→ **AVAILABLE DATA**
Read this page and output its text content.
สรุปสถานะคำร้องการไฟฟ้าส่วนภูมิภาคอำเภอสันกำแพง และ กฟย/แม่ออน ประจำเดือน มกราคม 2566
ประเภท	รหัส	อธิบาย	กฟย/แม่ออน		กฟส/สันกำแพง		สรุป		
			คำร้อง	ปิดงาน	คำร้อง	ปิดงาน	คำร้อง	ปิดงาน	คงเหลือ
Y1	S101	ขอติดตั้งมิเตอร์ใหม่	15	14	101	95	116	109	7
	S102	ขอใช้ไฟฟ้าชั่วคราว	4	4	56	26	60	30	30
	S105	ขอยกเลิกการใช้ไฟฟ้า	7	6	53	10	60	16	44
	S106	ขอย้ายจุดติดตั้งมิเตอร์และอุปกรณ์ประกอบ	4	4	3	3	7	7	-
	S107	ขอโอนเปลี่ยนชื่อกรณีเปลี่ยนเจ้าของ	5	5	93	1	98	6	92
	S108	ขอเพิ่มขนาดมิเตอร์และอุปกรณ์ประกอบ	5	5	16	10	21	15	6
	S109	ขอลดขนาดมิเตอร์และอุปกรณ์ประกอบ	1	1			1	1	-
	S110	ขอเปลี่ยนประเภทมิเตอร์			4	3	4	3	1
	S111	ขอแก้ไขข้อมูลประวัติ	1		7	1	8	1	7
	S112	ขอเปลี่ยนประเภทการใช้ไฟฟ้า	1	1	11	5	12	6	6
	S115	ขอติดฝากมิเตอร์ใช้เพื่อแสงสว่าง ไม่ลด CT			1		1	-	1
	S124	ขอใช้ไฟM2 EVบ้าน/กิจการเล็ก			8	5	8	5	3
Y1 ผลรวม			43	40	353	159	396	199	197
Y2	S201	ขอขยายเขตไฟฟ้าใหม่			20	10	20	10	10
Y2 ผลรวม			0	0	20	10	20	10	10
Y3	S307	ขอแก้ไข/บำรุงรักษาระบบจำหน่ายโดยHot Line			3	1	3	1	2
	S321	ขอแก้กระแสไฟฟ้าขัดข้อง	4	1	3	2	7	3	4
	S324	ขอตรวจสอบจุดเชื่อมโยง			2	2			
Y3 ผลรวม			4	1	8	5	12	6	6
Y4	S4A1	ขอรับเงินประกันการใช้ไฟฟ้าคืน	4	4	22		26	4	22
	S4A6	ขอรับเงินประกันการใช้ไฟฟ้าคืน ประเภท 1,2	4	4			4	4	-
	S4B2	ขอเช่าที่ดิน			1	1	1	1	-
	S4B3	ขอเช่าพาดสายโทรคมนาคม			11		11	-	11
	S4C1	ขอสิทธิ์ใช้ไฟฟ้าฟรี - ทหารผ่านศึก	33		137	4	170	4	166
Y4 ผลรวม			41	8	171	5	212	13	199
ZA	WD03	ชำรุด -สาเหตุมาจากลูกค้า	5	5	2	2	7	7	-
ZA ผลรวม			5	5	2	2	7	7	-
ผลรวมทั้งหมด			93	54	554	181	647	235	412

→ **REQUIRED WORK**
Determine the number of lines in the entries above where the string "ขอแก" appears. Answer with the number alone.

→ **WRITTEN ANSWER**
3